→ Prompt: Find the lines holding the string "CLOSE" in the data, then copy all of them.

→ Input:
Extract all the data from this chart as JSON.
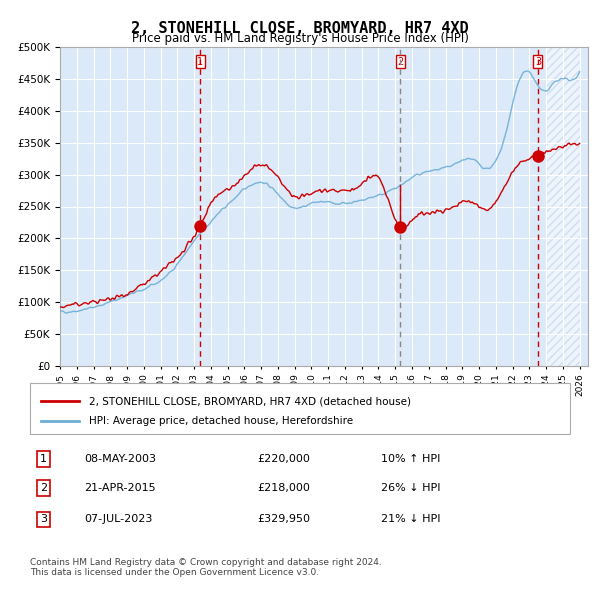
{
  "title": "2, STONEHILL CLOSE, BROMYARD, HR7 4XD",
  "subtitle": "Price paid vs. HM Land Registry's House Price Index (HPI)",
  "hpi_label": "HPI: Average price, detached house, Herefordshire",
  "property_label": "2, STONEHILL CLOSE, BROMYARD, HR7 4XD (detached house)",
  "footer": "Contains HM Land Registry data © Crown copyright and database right 2024.\nThis data is licensed under the Open Government Licence v3.0.",
  "sale_dates": [
    "08-MAY-2003",
    "21-APR-2015",
    "07-JUL-2023"
  ],
  "sale_prices": [
    220000,
    218000,
    329950
  ],
  "sale_hpi_pct": [
    "10% ↑ HPI",
    "26% ↓ HPI",
    "21% ↓ HPI"
  ],
  "sale_date_floats": [
    2003.354,
    2015.302,
    2023.513
  ],
  "vline_colors": [
    "#cc0000",
    "#888888",
    "#cc0000"
  ],
  "ylim": [
    0,
    500000
  ],
  "xlim_start": 1995.0,
  "xlim_end": 2026.5,
  "background_color": "#dce9f8",
  "plot_bg": "#dce9f8",
  "grid_color": "#ffffff",
  "red_line_color": "#cc0000",
  "blue_line_color": "#6baed6",
  "hatch_color": "#b0c8e8"
}
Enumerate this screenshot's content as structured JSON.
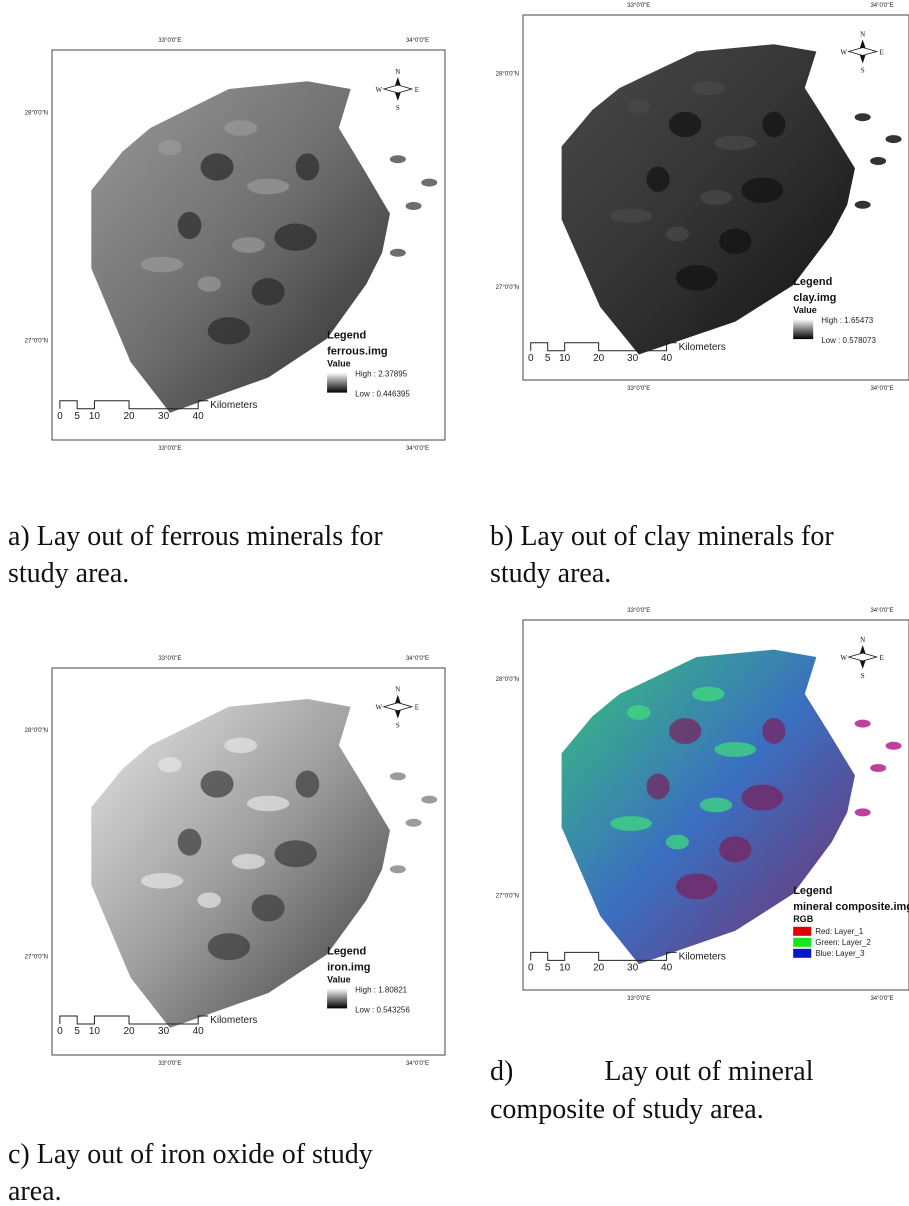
{
  "panels": [
    {
      "caption": [
        "a) Lay out of ferrous minerals for",
        "study area."
      ],
      "top_labels": [
        "33°0'0\"E",
        "34°0'0\"E"
      ],
      "bottom_labels": [
        "33°0'0\"E",
        "34°0'0\"E"
      ],
      "left_labels": [
        "28°0'0\"N",
        "27°0'0\"N"
      ],
      "compass": [
        "N",
        "S",
        "W",
        "E"
      ],
      "legend": {
        "title": "Legend",
        "file": "ferrous.img",
        "subtitle": "Value",
        "high": "High : 2.37895",
        "low": "Low : 0.446395"
      },
      "scale": {
        "ticks": [
          "0",
          "5",
          "10",
          "20",
          "30",
          "40"
        ],
        "unit": "Kilometers"
      },
      "colors": [
        "#9a9a9a",
        "#6e6e6e",
        "#2a2a2a"
      ]
    },
    {
      "caption": [
        "b) Lay out of clay minerals for",
        "study area."
      ],
      "top_labels": [
        "33°0'0\"E",
        "34°0'0\"E"
      ],
      "bottom_labels": [
        "33°0'0\"E",
        "34°0'0\"E"
      ],
      "left_labels": [
        "28°0'0\"N",
        "27°0'0\"N"
      ],
      "compass": [
        "N",
        "S",
        "W",
        "E"
      ],
      "legend": {
        "title": "Legend",
        "file": "clay.img",
        "subtitle": "Value",
        "high": "High : 1.65473",
        "low": "Low : 0.578073"
      },
      "scale": {
        "ticks": [
          "0",
          "5",
          "10",
          "20",
          "30",
          "40"
        ],
        "unit": "Kilometers"
      },
      "colors": [
        "#4a4a4a",
        "#333333",
        "#111111"
      ]
    },
    {
      "caption": [
        "c) Lay out of iron oxide of study",
        "area."
      ],
      "top_labels": [
        "33°0'0\"E",
        "34°0'0\"E"
      ],
      "bottom_labels": [
        "33°0'0\"E",
        "34°0'0\"E"
      ],
      "left_labels": [
        "28°0'0\"N",
        "27°0'0\"N"
      ],
      "compass": [
        "N",
        "S",
        "W",
        "E"
      ],
      "legend": {
        "title": "Legend",
        "file": "iron.img",
        "subtitle": "Value",
        "high": "High : 1.80821",
        "low": "Low : 0.543256"
      },
      "scale": {
        "ticks": [
          "0",
          "5",
          "10",
          "20",
          "30",
          "40"
        ],
        "unit": "Kilometers"
      },
      "colors": [
        "#e6e6e6",
        "#9c9c9c",
        "#3a3a3a"
      ]
    },
    {
      "caption": [
        "d)             Lay out of mineral",
        "composite of study area."
      ],
      "top_labels": [
        "33°0'0\"E",
        "34°0'0\"E"
      ],
      "bottom_labels": [
        "33°0'0\"E",
        "34°0'0\"E"
      ],
      "left_labels": [
        "28°0'0\"N",
        "27°0'0\"N"
      ],
      "compass": [
        "N",
        "S",
        "W",
        "E"
      ],
      "legend": {
        "title": "Legend",
        "file": "mineral composite.img",
        "subtitle": "RGB",
        "entries": [
          "Red:  Layer_1",
          "Green: Layer_2",
          "Blue: Layer_3"
        ],
        "entry_colors": [
          "#e00000",
          "#19e619",
          "#0a14c8"
        ]
      },
      "scale": {
        "ticks": [
          "0",
          "5",
          "10",
          "20",
          "30",
          "40"
        ],
        "unit": "Kilometers"
      },
      "colors": [
        "#38c47a",
        "#3a6fc0",
        "#7a2a6a"
      ]
    }
  ]
}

→ Answer:
  "title": "2, STONEHILL CLOSE, BROMYARD, HR7 4XD",
  "property_label": "2, STONEHILL CLOSE, BROMYARD, HR7 4XD (detached house)",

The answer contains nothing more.